Short exercise: All of the data below must be repeated exactly.
---+---
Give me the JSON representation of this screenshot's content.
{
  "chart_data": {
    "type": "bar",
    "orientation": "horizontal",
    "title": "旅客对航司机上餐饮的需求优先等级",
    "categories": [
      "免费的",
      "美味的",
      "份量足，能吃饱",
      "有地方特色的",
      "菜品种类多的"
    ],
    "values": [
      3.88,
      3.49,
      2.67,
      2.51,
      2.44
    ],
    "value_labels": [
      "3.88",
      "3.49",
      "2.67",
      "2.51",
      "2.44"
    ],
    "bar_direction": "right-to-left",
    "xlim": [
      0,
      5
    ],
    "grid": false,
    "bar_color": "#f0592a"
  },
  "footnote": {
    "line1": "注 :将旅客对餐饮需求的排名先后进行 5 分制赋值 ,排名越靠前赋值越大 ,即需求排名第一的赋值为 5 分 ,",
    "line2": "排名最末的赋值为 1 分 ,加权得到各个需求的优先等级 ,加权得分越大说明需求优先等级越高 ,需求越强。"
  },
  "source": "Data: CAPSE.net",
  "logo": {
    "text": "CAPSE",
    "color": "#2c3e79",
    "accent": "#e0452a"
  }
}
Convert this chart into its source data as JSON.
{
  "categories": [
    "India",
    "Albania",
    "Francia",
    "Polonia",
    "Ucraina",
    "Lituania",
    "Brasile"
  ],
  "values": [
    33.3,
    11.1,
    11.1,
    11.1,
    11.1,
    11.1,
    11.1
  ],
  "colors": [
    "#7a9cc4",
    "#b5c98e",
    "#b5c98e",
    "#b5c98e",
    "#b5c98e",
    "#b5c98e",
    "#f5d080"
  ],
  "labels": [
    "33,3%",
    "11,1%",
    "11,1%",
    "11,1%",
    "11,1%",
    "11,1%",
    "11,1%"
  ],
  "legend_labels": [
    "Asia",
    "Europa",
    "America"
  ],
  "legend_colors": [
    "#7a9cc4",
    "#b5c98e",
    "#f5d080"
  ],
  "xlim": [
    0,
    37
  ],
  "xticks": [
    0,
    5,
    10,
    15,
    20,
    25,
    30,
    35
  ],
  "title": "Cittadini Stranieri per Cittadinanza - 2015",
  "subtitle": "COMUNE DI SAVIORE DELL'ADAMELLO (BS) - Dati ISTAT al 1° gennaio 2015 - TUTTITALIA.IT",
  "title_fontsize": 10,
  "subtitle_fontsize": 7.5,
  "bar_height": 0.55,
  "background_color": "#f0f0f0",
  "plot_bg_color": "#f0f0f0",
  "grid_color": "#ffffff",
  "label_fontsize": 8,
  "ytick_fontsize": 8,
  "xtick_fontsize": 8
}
---+---
Correct response:
Give me the JSON representation of this screenshot's content.
{
  "chart_data": {
    "type": "bar",
    "orientation": "horizontal",
    "title": "旅客对航司机上餐饮的需求优先等级",
    "categories": [
      "免费的",
      "美味的",
      "份量足，能吃饱",
      "有地方特色的",
      "菜品种类多的"
    ],
    "values": [
      3.88,
      3.49,
      2.67,
      2.51,
      2.44
    ],
    "value_labels": [
      "3.88",
      "3.49",
      "2.67",
      "2.51",
      "2.44"
    ],
    "bar_direction": "right-to-left",
    "xlim": [
      0,
      5
    ],
    "grid": false,
    "bar_color": "#f0592a"
  },
  "footnote": {
    "line1": "注 :将旅客对餐饮需求的排名先后进行 5 分制赋值 ,排名越靠前赋值越大 ,即需求排名第一的赋值为 5 分 ,",
    "line2": "排名最末的赋值为 1 分 ,加权得到各个需求的优先等级 ,加权得分越大说明需求优先等级越高 ,需求越强。"
  },
  "source": "Data: CAPSE.net",
  "logo": {
    "text": "CAPSE",
    "color": "#2c3e79",
    "accent": "#e0452a"
  }
}
Convert this chart into its source data as JSON.
{
  "categories": [
    "India",
    "Albania",
    "Francia",
    "Polonia",
    "Ucraina",
    "Lituania",
    "Brasile"
  ],
  "values": [
    33.3,
    11.1,
    11.1,
    11.1,
    11.1,
    11.1,
    11.1
  ],
  "colors": [
    "#7a9cc4",
    "#b5c98e",
    "#b5c98e",
    "#b5c98e",
    "#b5c98e",
    "#b5c98e",
    "#f5d080"
  ],
  "labels": [
    "33,3%",
    "11,1%",
    "11,1%",
    "11,1%",
    "11,1%",
    "11,1%",
    "11,1%"
  ],
  "legend_labels": [
    "Asia",
    "Europa",
    "America"
  ],
  "legend_colors": [
    "#7a9cc4",
    "#b5c98e",
    "#f5d080"
  ],
  "xlim": [
    0,
    37
  ],
  "xticks": [
    0,
    5,
    10,
    15,
    20,
    25,
    30,
    35
  ],
  "title": "Cittadini Stranieri per Cittadinanza - 2015",
  "subtitle": "COMUNE DI SAVIORE DELL'ADAMELLO (BS) - Dati ISTAT al 1° gennaio 2015 - TUTTITALIA.IT",
  "title_fontsize": 10,
  "subtitle_fontsize": 7.5,
  "bar_height": 0.55,
  "background_color": "#f0f0f0",
  "plot_bg_color": "#f0f0f0",
  "grid_color": "#ffffff",
  "label_fontsize": 8,
  "ytick_fontsize": 8,
  "xtick_fontsize": 8
}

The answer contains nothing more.